**Written task**.
Return every line of the records below verbatim, with no pictures in the copy.

**Data for processing**.
────────────────
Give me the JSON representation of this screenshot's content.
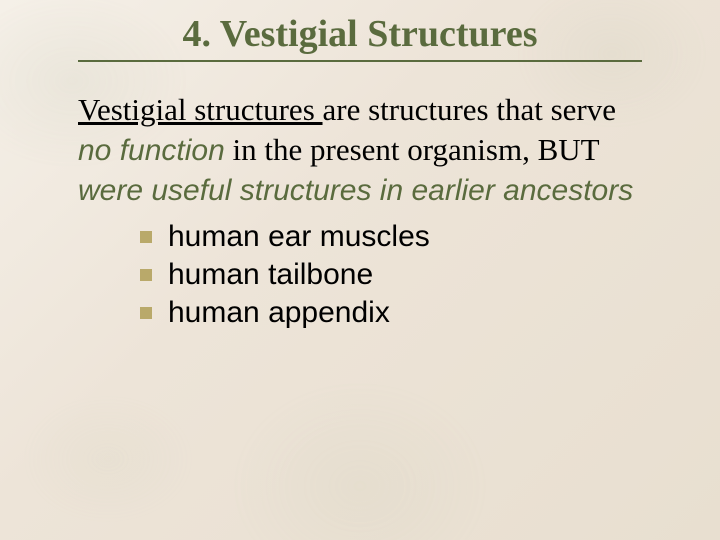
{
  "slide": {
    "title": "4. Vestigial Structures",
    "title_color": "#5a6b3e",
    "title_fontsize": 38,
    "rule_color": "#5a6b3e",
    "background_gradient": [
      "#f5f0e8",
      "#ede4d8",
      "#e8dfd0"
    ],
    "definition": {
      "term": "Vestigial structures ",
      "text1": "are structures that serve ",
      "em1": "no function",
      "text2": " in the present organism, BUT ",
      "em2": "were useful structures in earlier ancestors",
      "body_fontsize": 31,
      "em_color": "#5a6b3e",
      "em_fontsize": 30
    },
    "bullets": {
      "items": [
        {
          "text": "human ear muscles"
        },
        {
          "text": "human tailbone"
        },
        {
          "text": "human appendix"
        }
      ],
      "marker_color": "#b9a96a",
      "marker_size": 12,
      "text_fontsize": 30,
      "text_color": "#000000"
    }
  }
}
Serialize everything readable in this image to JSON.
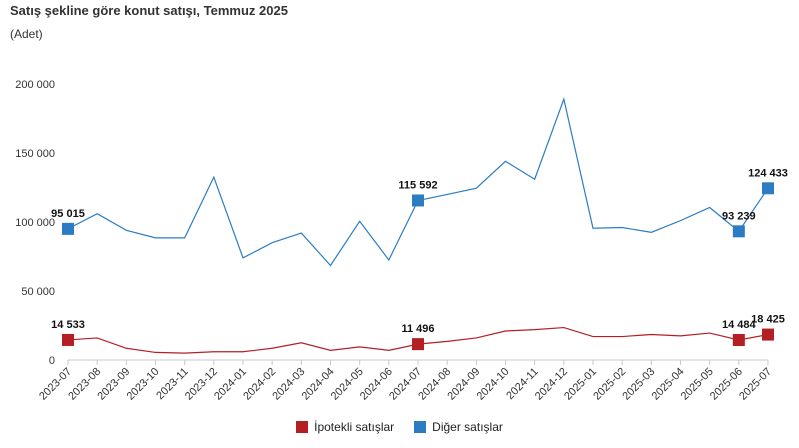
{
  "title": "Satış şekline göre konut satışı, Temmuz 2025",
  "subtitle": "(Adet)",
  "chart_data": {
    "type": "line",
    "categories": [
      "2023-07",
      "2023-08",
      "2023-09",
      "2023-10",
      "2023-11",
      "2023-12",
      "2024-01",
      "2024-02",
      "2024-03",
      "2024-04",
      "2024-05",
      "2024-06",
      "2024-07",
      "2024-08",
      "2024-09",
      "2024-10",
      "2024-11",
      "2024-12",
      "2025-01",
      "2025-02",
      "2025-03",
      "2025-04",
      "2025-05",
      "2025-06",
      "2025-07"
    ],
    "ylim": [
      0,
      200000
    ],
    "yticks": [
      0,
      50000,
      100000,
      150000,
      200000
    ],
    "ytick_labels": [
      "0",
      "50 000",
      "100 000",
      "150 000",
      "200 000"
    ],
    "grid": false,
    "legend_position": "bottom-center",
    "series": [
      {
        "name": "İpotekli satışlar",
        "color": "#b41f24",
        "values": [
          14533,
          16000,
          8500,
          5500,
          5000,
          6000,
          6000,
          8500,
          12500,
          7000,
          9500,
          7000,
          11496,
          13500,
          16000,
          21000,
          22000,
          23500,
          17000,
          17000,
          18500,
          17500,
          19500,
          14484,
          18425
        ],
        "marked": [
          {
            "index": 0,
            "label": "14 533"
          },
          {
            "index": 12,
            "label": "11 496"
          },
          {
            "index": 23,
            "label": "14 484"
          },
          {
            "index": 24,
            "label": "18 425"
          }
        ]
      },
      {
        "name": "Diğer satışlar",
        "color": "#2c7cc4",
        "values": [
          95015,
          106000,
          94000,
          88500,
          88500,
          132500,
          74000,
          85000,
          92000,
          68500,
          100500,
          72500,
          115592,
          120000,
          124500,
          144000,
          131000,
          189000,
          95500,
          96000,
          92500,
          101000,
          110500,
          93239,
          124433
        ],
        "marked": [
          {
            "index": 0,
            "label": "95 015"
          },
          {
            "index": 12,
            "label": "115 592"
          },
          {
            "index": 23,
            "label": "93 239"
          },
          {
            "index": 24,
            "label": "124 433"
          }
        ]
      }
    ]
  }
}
────────────────
**Task output**.
Give me the JSON representation of this screenshot's content.
{
  "slide": {
    "title": "4. Vestigial Structures",
    "title_color": "#5a6b3e",
    "title_fontsize": 38,
    "rule_color": "#5a6b3e",
    "background_gradient": [
      "#f5f0e8",
      "#ede4d8",
      "#e8dfd0"
    ],
    "definition": {
      "term": "Vestigial structures ",
      "text1": "are structures that serve ",
      "em1": "no function",
      "text2": " in the present organism, BUT ",
      "em2": "were useful structures in earlier ancestors",
      "body_fontsize": 31,
      "em_color": "#5a6b3e",
      "em_fontsize": 30
    },
    "bullets": {
      "items": [
        {
          "text": "human ear muscles"
        },
        {
          "text": "human tailbone"
        },
        {
          "text": "human appendix"
        }
      ],
      "marker_color": "#b9a96a",
      "marker_size": 12,
      "text_fontsize": 30,
      "text_color": "#000000"
    }
  }
}
Serialize everything readable in this image to JSON.
{
  "title": "Satış şekline göre konut satışı, Temmuz 2025",
  "subtitle": "(Adet)",
  "chart_data": {
    "type": "line",
    "categories": [
      "2023-07",
      "2023-08",
      "2023-09",
      "2023-10",
      "2023-11",
      "2023-12",
      "2024-01",
      "2024-02",
      "2024-03",
      "2024-04",
      "2024-05",
      "2024-06",
      "2024-07",
      "2024-08",
      "2024-09",
      "2024-10",
      "2024-11",
      "2024-12",
      "2025-01",
      "2025-02",
      "2025-03",
      "2025-04",
      "2025-05",
      "2025-06",
      "2025-07"
    ],
    "ylim": [
      0,
      200000
    ],
    "yticks": [
      0,
      50000,
      100000,
      150000,
      200000
    ],
    "ytick_labels": [
      "0",
      "50 000",
      "100 000",
      "150 000",
      "200 000"
    ],
    "grid": false,
    "legend_position": "bottom-center",
    "series": [
      {
        "name": "İpotekli satışlar",
        "color": "#b41f24",
        "values": [
          14533,
          16000,
          8500,
          5500,
          5000,
          6000,
          6000,
          8500,
          12500,
          7000,
          9500,
          7000,
          11496,
          13500,
          16000,
          21000,
          22000,
          23500,
          17000,
          17000,
          18500,
          17500,
          19500,
          14484,
          18425
        ],
        "marked": [
          {
            "index": 0,
            "label": "14 533"
          },
          {
            "index": 12,
            "label": "11 496"
          },
          {
            "index": 23,
            "label": "14 484"
          },
          {
            "index": 24,
            "label": "18 425"
          }
        ]
      },
      {
        "name": "Diğer satışlar",
        "color": "#2c7cc4",
        "values": [
          95015,
          106000,
          94000,
          88500,
          88500,
          132500,
          74000,
          85000,
          92000,
          68500,
          100500,
          72500,
          115592,
          120000,
          124500,
          144000,
          131000,
          189000,
          95500,
          96000,
          92500,
          101000,
          110500,
          93239,
          124433
        ],
        "marked": [
          {
            "index": 0,
            "label": "95 015"
          },
          {
            "index": 12,
            "label": "115 592"
          },
          {
            "index": 23,
            "label": "93 239"
          },
          {
            "index": 24,
            "label": "124 433"
          }
        ]
      }
    ]
  }
}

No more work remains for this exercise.